THE RECORDS >>
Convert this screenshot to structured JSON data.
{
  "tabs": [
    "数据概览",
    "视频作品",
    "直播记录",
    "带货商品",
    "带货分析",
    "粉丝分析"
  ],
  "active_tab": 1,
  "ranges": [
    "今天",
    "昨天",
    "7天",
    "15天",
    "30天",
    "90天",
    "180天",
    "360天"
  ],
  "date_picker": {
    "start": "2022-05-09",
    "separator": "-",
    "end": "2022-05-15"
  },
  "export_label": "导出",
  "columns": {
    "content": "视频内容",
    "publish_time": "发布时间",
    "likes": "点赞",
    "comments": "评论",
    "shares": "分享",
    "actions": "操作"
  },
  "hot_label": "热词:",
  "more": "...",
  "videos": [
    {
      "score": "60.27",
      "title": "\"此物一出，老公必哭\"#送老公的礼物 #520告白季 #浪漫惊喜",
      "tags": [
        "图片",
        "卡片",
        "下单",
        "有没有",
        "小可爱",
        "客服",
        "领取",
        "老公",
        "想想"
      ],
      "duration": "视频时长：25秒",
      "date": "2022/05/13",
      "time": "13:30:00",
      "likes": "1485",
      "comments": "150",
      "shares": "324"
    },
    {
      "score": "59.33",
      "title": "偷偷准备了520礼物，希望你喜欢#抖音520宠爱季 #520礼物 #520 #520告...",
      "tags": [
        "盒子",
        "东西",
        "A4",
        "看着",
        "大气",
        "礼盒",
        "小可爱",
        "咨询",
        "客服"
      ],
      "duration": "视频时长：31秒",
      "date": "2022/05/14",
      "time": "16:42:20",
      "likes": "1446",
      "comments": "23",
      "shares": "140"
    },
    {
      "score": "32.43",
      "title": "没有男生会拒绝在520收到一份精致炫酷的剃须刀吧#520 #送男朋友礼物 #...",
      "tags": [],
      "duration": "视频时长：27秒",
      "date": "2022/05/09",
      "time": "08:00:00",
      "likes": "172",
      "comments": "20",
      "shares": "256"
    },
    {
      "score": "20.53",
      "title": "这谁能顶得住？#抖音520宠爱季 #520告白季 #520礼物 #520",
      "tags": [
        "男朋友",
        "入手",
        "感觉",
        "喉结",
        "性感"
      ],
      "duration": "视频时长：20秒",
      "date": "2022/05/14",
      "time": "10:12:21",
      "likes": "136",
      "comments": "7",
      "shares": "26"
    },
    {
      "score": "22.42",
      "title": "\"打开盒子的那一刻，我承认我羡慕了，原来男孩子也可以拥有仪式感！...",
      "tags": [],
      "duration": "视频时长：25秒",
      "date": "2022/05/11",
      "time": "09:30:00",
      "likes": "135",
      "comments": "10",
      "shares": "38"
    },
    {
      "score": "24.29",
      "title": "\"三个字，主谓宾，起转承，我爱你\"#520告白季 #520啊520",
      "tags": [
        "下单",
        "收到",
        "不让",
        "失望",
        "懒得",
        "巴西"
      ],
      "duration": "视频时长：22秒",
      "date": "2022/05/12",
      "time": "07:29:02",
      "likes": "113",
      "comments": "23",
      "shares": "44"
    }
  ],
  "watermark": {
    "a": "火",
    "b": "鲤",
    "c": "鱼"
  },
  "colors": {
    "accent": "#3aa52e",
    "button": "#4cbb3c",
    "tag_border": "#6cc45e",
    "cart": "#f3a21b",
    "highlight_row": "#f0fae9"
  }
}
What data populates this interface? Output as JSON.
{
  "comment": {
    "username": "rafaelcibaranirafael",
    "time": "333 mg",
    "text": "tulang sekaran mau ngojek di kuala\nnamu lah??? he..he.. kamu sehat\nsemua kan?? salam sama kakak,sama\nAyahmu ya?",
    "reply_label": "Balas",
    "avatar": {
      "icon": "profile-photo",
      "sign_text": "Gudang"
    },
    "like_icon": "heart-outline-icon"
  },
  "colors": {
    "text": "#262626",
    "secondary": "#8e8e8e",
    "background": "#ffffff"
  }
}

EXERCISE DIRECTIONS >> Quote verbatim the line containing "What data populates" and every line after it through the end of the records above.

PROBLEM SOLUTION >>
What data populates this interface? Output as JSON.
{
  "comment": {
    "username": "rafaelcibaranirafael",
    "time": "333 mg",
    "text": "tulang sekaran mau ngojek di kuala\nnamu lah??? he..he.. kamu sehat\nsemua kan?? salam sama kakak,sama\nAyahmu ya?",
    "reply_label": "Balas",
    "avatar": {
      "icon": "profile-photo",
      "sign_text": "Gudang"
    },
    "like_icon": "heart-outline-icon"
  },
  "colors": {
    "text": "#262626",
    "secondary": "#8e8e8e",
    "background": "#ffffff"
  }
}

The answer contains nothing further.